--- begin Input material ---
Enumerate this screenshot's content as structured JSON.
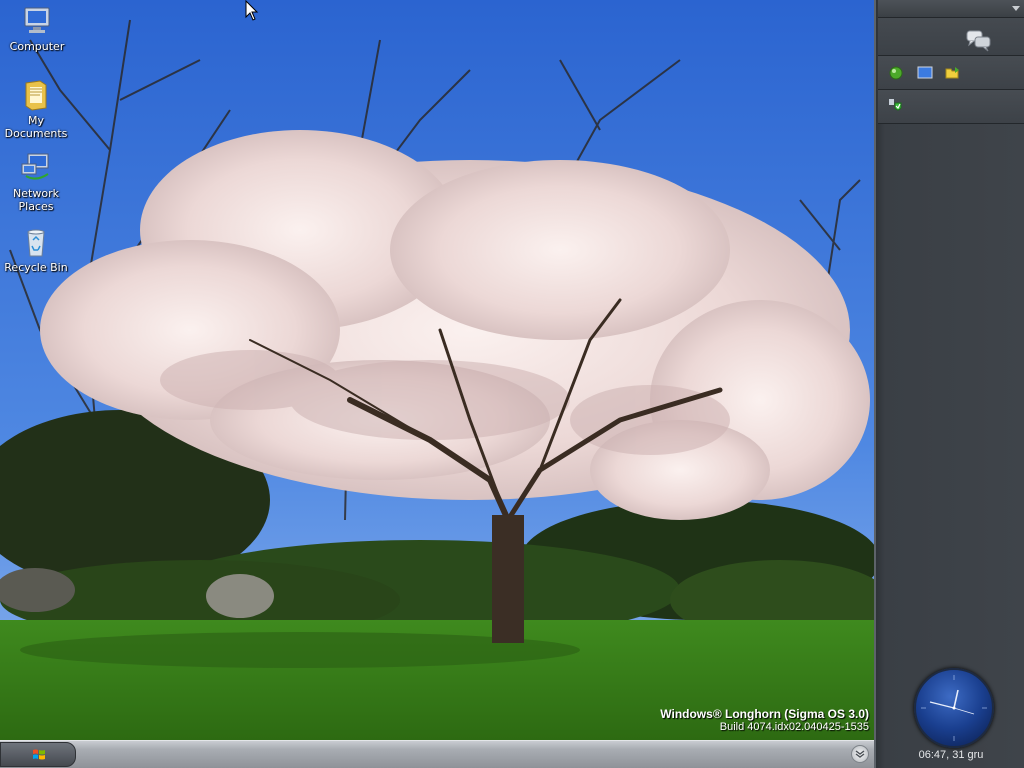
{
  "desktop": {
    "icons": [
      {
        "label": "Computer",
        "icon": "computer-icon"
      },
      {
        "label": "My Documents",
        "icon": "folder-documents-icon"
      },
      {
        "label": "Network Places",
        "icon": "network-places-icon"
      },
      {
        "label": "Recycle Bin",
        "icon": "recycle-bin-icon"
      }
    ],
    "watermark": {
      "line1": "Windows® Longhorn (Sigma OS 3.0)",
      "line2": "Build 4074.idx02.040425-1535"
    }
  },
  "taskbar": {
    "start_icon": "windows-flag-icon",
    "tray_icon": "chevron-down-icon"
  },
  "sidebar": {
    "dropdown_icon": "dropdown-arrow-icon",
    "messenger_icon": "messenger-icon",
    "quick_launch": [
      "green-circle-icon",
      "monitor-icon",
      "folder-arrow-icon"
    ],
    "tray": [
      "security-shield-icon"
    ],
    "clock": {
      "text": "06:47, 31 gru"
    }
  },
  "colors": {
    "sky": "#3d72d6",
    "sidebar": "#3f444a",
    "taskbar": "#a9adb3",
    "clock": "#1a3f8f"
  }
}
--- end Input material ---
*Your objective:* Each line above is to be copied verbatim. Drop any image from the copy.

*The completed task:*
Enumerate this screenshot's content as structured JSON.
{
  "desktop": {
    "icons": [
      {
        "label": "Computer",
        "icon": "computer-icon"
      },
      {
        "label": "My Documents",
        "icon": "folder-documents-icon"
      },
      {
        "label": "Network Places",
        "icon": "network-places-icon"
      },
      {
        "label": "Recycle Bin",
        "icon": "recycle-bin-icon"
      }
    ],
    "watermark": {
      "line1": "Windows® Longhorn (Sigma OS 3.0)",
      "line2": "Build 4074.idx02.040425-1535"
    }
  },
  "taskbar": {
    "start_icon": "windows-flag-icon",
    "tray_icon": "chevron-down-icon"
  },
  "sidebar": {
    "dropdown_icon": "dropdown-arrow-icon",
    "messenger_icon": "messenger-icon",
    "quick_launch": [
      "green-circle-icon",
      "monitor-icon",
      "folder-arrow-icon"
    ],
    "tray": [
      "security-shield-icon"
    ],
    "clock": {
      "text": "06:47, 31 gru"
    }
  },
  "colors": {
    "sky": "#3d72d6",
    "sidebar": "#3f444a",
    "taskbar": "#a9adb3",
    "clock": "#1a3f8f"
  }
}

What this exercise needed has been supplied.